== Information given ==

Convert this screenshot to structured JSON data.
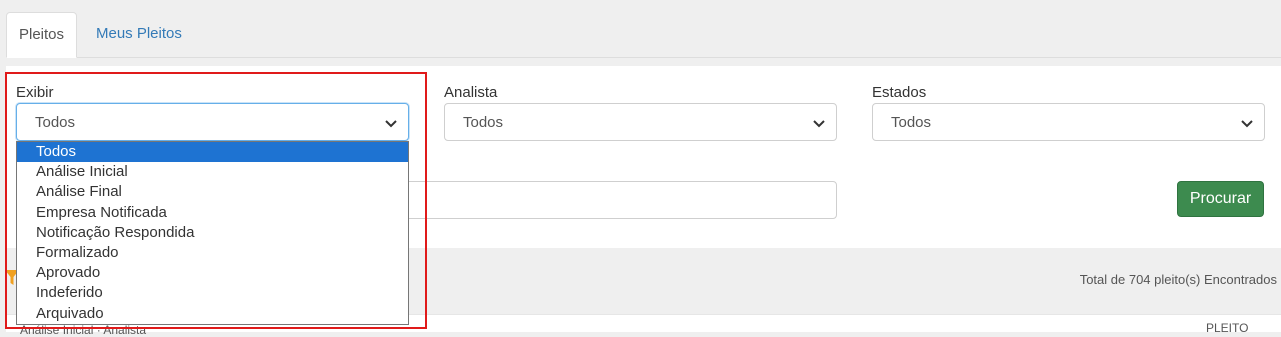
{
  "tabs": [
    {
      "label": "Pleitos",
      "active": true
    },
    {
      "label": "Meus Pleitos",
      "active": false
    }
  ],
  "filters": {
    "exibir": {
      "label": "Exibir",
      "value": "Todos"
    },
    "analista": {
      "label": "Analista",
      "value": "Todos"
    },
    "estados": {
      "label": "Estados",
      "value": "Todos"
    }
  },
  "dropdown": {
    "options": [
      "Todos",
      "Análise Inicial",
      "Análise Final",
      "Empresa Notificada",
      "Notificação Respondida",
      "Formalizado",
      "Aprovado",
      "Indeferido",
      "Arquivado"
    ],
    "selected": "Todos"
  },
  "search": {
    "button_label": "Procurar"
  },
  "results": {
    "total_text": "Total de 704 pleito(s) Encontrados"
  },
  "table": {
    "col_left": "Análise Inicial · Analista",
    "col_right": "PLEITO"
  },
  "colors": {
    "accent": "#337ab7",
    "button": "#3d8b4f",
    "highlight": "#e01a1a",
    "selected_option": "#1e73d2"
  },
  "icons": {
    "funnel": "filter-icon",
    "chevron": "chevron-down-icon"
  }
}
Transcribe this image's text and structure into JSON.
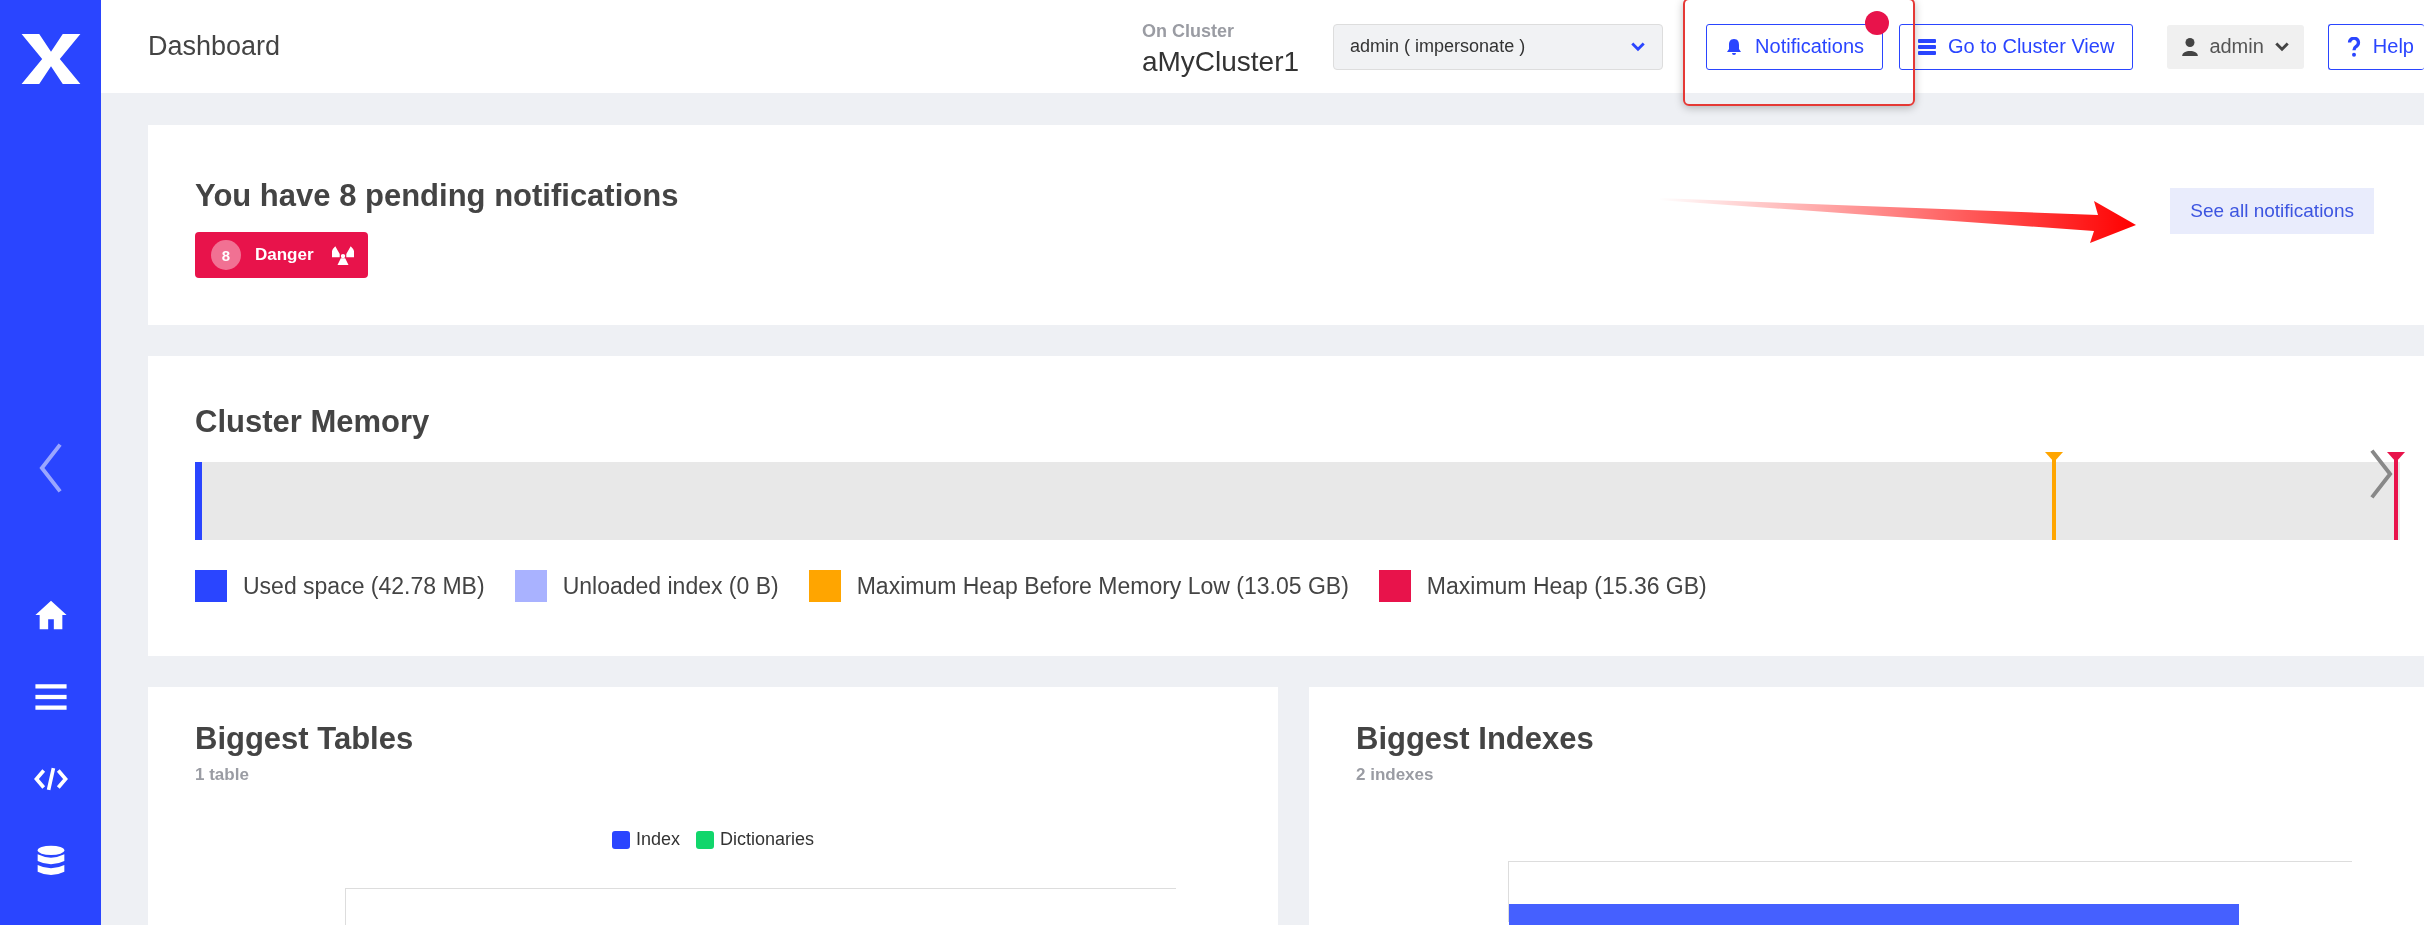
{
  "header": {
    "title": "Dashboard",
    "cluster_label": "On Cluster",
    "cluster_name": "aMyCluster1",
    "user_select": {
      "value": "admin ( impersonate )"
    },
    "notifications_button": {
      "label": "Notifications",
      "unread": true,
      "highlighted": true
    },
    "cluster_view_button": {
      "label": "Go to Cluster View"
    },
    "user_menu": {
      "label": "admin"
    },
    "help_button": {
      "label": "Help"
    }
  },
  "notifications": {
    "title": "You have 8 pending notifications",
    "badges": [
      {
        "count": "8",
        "label": "Danger",
        "color": "#e8134b"
      }
    ],
    "see_all": "See all notifications",
    "pointer_arrow": true
  },
  "cluster_memory": {
    "title": "Cluster Memory",
    "used": {
      "level": 0.003
    },
    "markers": [
      {
        "color": "#ffa500",
        "level": 0.843
      },
      {
        "color": "#e8134b",
        "level": 0.998
      }
    ],
    "legend": [
      {
        "label": "Used space (42.78 MB)",
        "color": "#2a45ff"
      },
      {
        "label": "Unloaded index (0 B)",
        "color": "#a9b2ff"
      },
      {
        "label": "Maximum Heap Before Memory Low (13.05 GB)",
        "color": "#ffa500"
      },
      {
        "label": "Maximum Heap (15.36 GB)",
        "color": "#e8134b"
      }
    ]
  },
  "biggest_tables": {
    "title": "Biggest Tables",
    "subtitle": "1 table",
    "legend": [
      {
        "label": "Index",
        "color": "#2a45ff"
      },
      {
        "label": "Dictionaries",
        "color": "#11d66b"
      }
    ]
  },
  "biggest_indexes": {
    "title": "Biggest Indexes",
    "subtitle": "2 indexes"
  }
}
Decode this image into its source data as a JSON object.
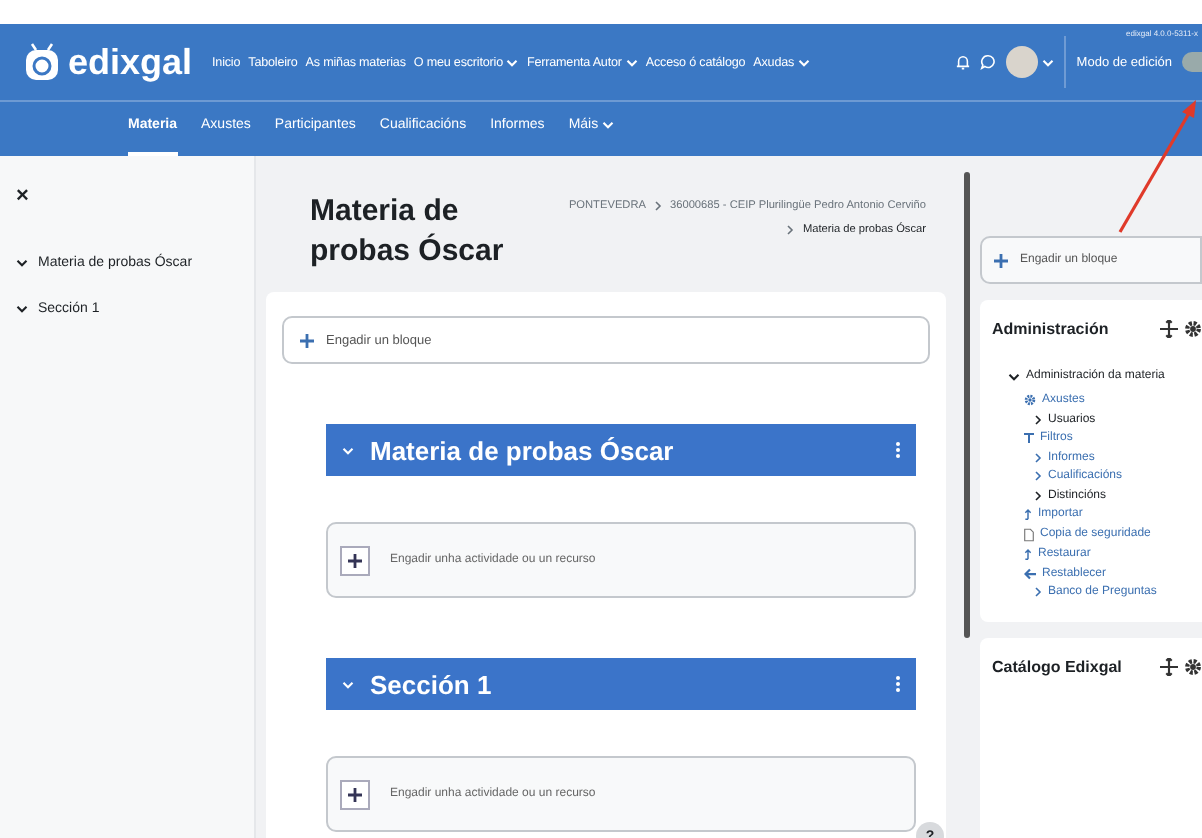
{
  "header": {
    "logo": "edixgal",
    "nav": [
      {
        "label": "Inicio",
        "dropdown": false
      },
      {
        "label": "Taboleiro",
        "dropdown": false
      },
      {
        "label": "As miñas materias",
        "dropdown": false
      },
      {
        "label": "O meu escritorio",
        "dropdown": true
      },
      {
        "label": "Ferramenta Autor",
        "dropdown": true
      },
      {
        "label": "Acceso ó catálogo",
        "dropdown": false
      },
      {
        "label": "Axudas",
        "dropdown": true
      }
    ],
    "version": "edixgal 4.0.0-5311-x",
    "edit_mode": {
      "label": "Modo de edición",
      "on": false
    }
  },
  "course_nav": [
    {
      "label": "Materia",
      "selected": true,
      "dropdown": false
    },
    {
      "label": "Axustes",
      "selected": false,
      "dropdown": false
    },
    {
      "label": "Participantes",
      "selected": false,
      "dropdown": false
    },
    {
      "label": "Cualificacións",
      "selected": false,
      "dropdown": false
    },
    {
      "label": "Informes",
      "selected": false,
      "dropdown": false
    },
    {
      "label": "Máis",
      "selected": false,
      "dropdown": true
    }
  ],
  "drawer": {
    "close": "×",
    "items": [
      {
        "label": "Materia de probas Óscar",
        "expanded": true
      },
      {
        "label": "Sección 1",
        "expanded": true
      }
    ]
  },
  "page": {
    "title": "Materia de probas Óscar",
    "breadcrumb": [
      "PONTEVEDRA",
      "36000685 - CEIP Plurilingüe Pedro Antonio Cerviño",
      "Materia de probas Óscar"
    ],
    "add_block": "Engadir un bloque",
    "sections": [
      {
        "title": "Materia de probas Óscar",
        "expanded": true,
        "add_activity": "Engadir unha actividade ou un recurso"
      },
      {
        "title": "Sección 1",
        "expanded": true,
        "add_activity": "Engadir unha actividade ou un recurso"
      }
    ],
    "help": "?"
  },
  "right": {
    "add_block": "Engadir un bloque",
    "admin": {
      "title": "Administración",
      "tree": [
        {
          "label": "Administración da materia",
          "kind": "folder",
          "link": false,
          "children": [
            {
              "label": "Axustes",
              "kind": "gear",
              "link": true
            },
            {
              "label": "Usuarios",
              "kind": "chevron",
              "link": false
            },
            {
              "label": "Filtros",
              "kind": "filter",
              "link": true
            },
            {
              "label": "Informes",
              "kind": "chevron",
              "link": true
            },
            {
              "label": "Cualificacións",
              "kind": "chevron",
              "link": true
            },
            {
              "label": "Distincións",
              "kind": "chevron",
              "link": false
            },
            {
              "label": "Importar",
              "kind": "upload",
              "link": true
            },
            {
              "label": "Copia de seguridade",
              "kind": "file",
              "link": true
            },
            {
              "label": "Restaurar",
              "kind": "upload",
              "link": true
            },
            {
              "label": "Restablecer",
              "kind": "back",
              "link": true
            },
            {
              "label": "Banco de Preguntas",
              "kind": "chevron",
              "link": true
            }
          ]
        }
      ]
    },
    "catalog": {
      "title": "Catálogo Edixgal"
    }
  }
}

===

* Required work
Produce an exact copy of each line of data, skipping embedded images.

* Written solution
Convert this screenshot to structured JSON data.
{
  "tabs": [
    {
      "label": "Pleitos",
      "active": true
    },
    {
      "label": "Meus Pleitos",
      "active": false
    }
  ],
  "filters": {
    "exibir": {
      "label": "Exibir",
      "value": "Todos"
    },
    "analista": {
      "label": "Analista",
      "value": "Todos"
    },
    "estados": {
      "label": "Estados",
      "value": "Todos"
    }
  },
  "dropdown": {
    "options": [
      "Todos",
      "Análise Inicial",
      "Análise Final",
      "Empresa Notificada",
      "Notificação Respondida",
      "Formalizado",
      "Aprovado",
      "Indeferido",
      "Arquivado"
    ],
    "selected": "Todos"
  },
  "search": {
    "button_label": "Procurar"
  },
  "results": {
    "total_text": "Total de 704 pleito(s) Encontrados"
  },
  "table": {
    "col_left": "Análise Inicial · Analista",
    "col_right": "PLEITO"
  },
  "colors": {
    "accent": "#337ab7",
    "button": "#3d8b4f",
    "highlight": "#e01a1a",
    "selected_option": "#1e73d2"
  },
  "icons": {
    "funnel": "filter-icon",
    "chevron": "chevron-down-icon"
  }
}
Transcribe this image's text and structure into JSON.
{
  "header": {
    "title": "Dashboard",
    "cluster_label": "On Cluster",
    "cluster_name": "aMyCluster1",
    "user_select": {
      "value": "admin ( impersonate )"
    },
    "notifications_button": {
      "label": "Notifications",
      "unread": true,
      "highlighted": true
    },
    "cluster_view_button": {
      "label": "Go to Cluster View"
    },
    "user_menu": {
      "label": "admin"
    },
    "help_button": {
      "label": "Help"
    }
  },
  "notifications": {
    "title": "You have 8 pending notifications",
    "badges": [
      {
        "count": "8",
        "label": "Danger",
        "color": "#e8134b"
      }
    ],
    "see_all": "See all notifications",
    "pointer_arrow": true
  },
  "cluster_memory": {
    "title": "Cluster Memory",
    "used": {
      "level": 0.003
    },
    "markers": [
      {
        "color": "#ffa500",
        "level": 0.843
      },
      {
        "color": "#e8134b",
        "level": 0.998
      }
    ],
    "legend": [
      {
        "label": "Used space (42.78 MB)",
        "color": "#2a45ff"
      },
      {
        "label": "Unloaded index (0 B)",
        "color": "#a9b2ff"
      },
      {
        "label": "Maximum Heap Before Memory Low (13.05 GB)",
        "color": "#ffa500"
      },
      {
        "label": "Maximum Heap (15.36 GB)",
        "color": "#e8134b"
      }
    ]
  },
  "biggest_tables": {
    "title": "Biggest Tables",
    "subtitle": "1 table",
    "legend": [
      {
        "label": "Index",
        "color": "#2a45ff"
      },
      {
        "label": "Dictionaries",
        "color": "#11d66b"
      }
    ]
  },
  "biggest_indexes": {
    "title": "Biggest Indexes",
    "subtitle": "2 indexes"
  }
}
Decode this image into its source data as a JSON object.
{
  "header": {
    "logo": "edixgal",
    "nav": [
      {
        "label": "Inicio",
        "dropdown": false
      },
      {
        "label": "Taboleiro",
        "dropdown": false
      },
      {
        "label": "As miñas materias",
        "dropdown": false
      },
      {
        "label": "O meu escritorio",
        "dropdown": true
      },
      {
        "label": "Ferramenta Autor",
        "dropdown": true
      },
      {
        "label": "Acceso ó catálogo",
        "dropdown": false
      },
      {
        "label": "Axudas",
        "dropdown": true
      }
    ],
    "version": "edixgal 4.0.0-5311-x",
    "edit_mode": {
      "label": "Modo de edición",
      "on": false
    }
  },
  "course_nav": [
    {
      "label": "Materia",
      "selected": true,
      "dropdown": false
    },
    {
      "label": "Axustes",
      "selected": false,
      "dropdown": false
    },
    {
      "label": "Participantes",
      "selected": false,
      "dropdown": false
    },
    {
      "label": "Cualificacións",
      "selected": false,
      "dropdown": false
    },
    {
      "label": "Informes",
      "selected": false,
      "dropdown": false
    },
    {
      "label": "Máis",
      "selected": false,
      "dropdown": true
    }
  ],
  "drawer": {
    "close": "×",
    "items": [
      {
        "label": "Materia de probas Óscar",
        "expanded": true
      },
      {
        "label": "Sección 1",
        "expanded": true
      }
    ]
  },
  "page": {
    "title": "Materia de probas Óscar",
    "breadcrumb": [
      "PONTEVEDRA",
      "36000685 - CEIP Plurilingüe Pedro Antonio Cerviño",
      "Materia de probas Óscar"
    ],
    "add_block": "Engadir un bloque",
    "sections": [
      {
        "title": "Materia de probas Óscar",
        "expanded": true,
        "add_activity": "Engadir unha actividade ou un recurso"
      },
      {
        "title": "Sección 1",
        "expanded": true,
        "add_activity": "Engadir unha actividade ou un recurso"
      }
    ],
    "help": "?"
  },
  "right": {
    "add_block": "Engadir un bloque",
    "admin": {
      "title": "Administración",
      "tree": [
        {
          "label": "Administración da materia",
          "kind": "folder",
          "link": false,
          "children": [
            {
              "label": "Axustes",
              "kind": "gear",
              "link": true
            },
            {
              "label": "Usuarios",
              "kind": "chevron",
              "link": false
            },
            {
              "label": "Filtros",
              "kind": "filter",
              "link": true
            },
            {
              "label": "Informes",
              "kind": "chevron",
              "link": true
            },
            {
              "label": "Cualificacións",
              "kind": "chevron",
              "link": true
            },
            {
              "label": "Distincións",
              "kind": "chevron",
              "link": false
            },
            {
              "label": "Importar",
              "kind": "upload",
              "link": true
            },
            {
              "label": "Copia de seguridade",
              "kind": "file",
              "link": true
            },
            {
              "label": "Restaurar",
              "kind": "upload",
              "link": true
            },
            {
              "label": "Restablecer",
              "kind": "back",
              "link": true
            },
            {
              "label": "Banco de Preguntas",
              "kind": "chevron",
              "link": true
            }
          ]
        }
      ]
    },
    "catalog": {
      "title": "Catálogo Edixgal"
    }
  }
}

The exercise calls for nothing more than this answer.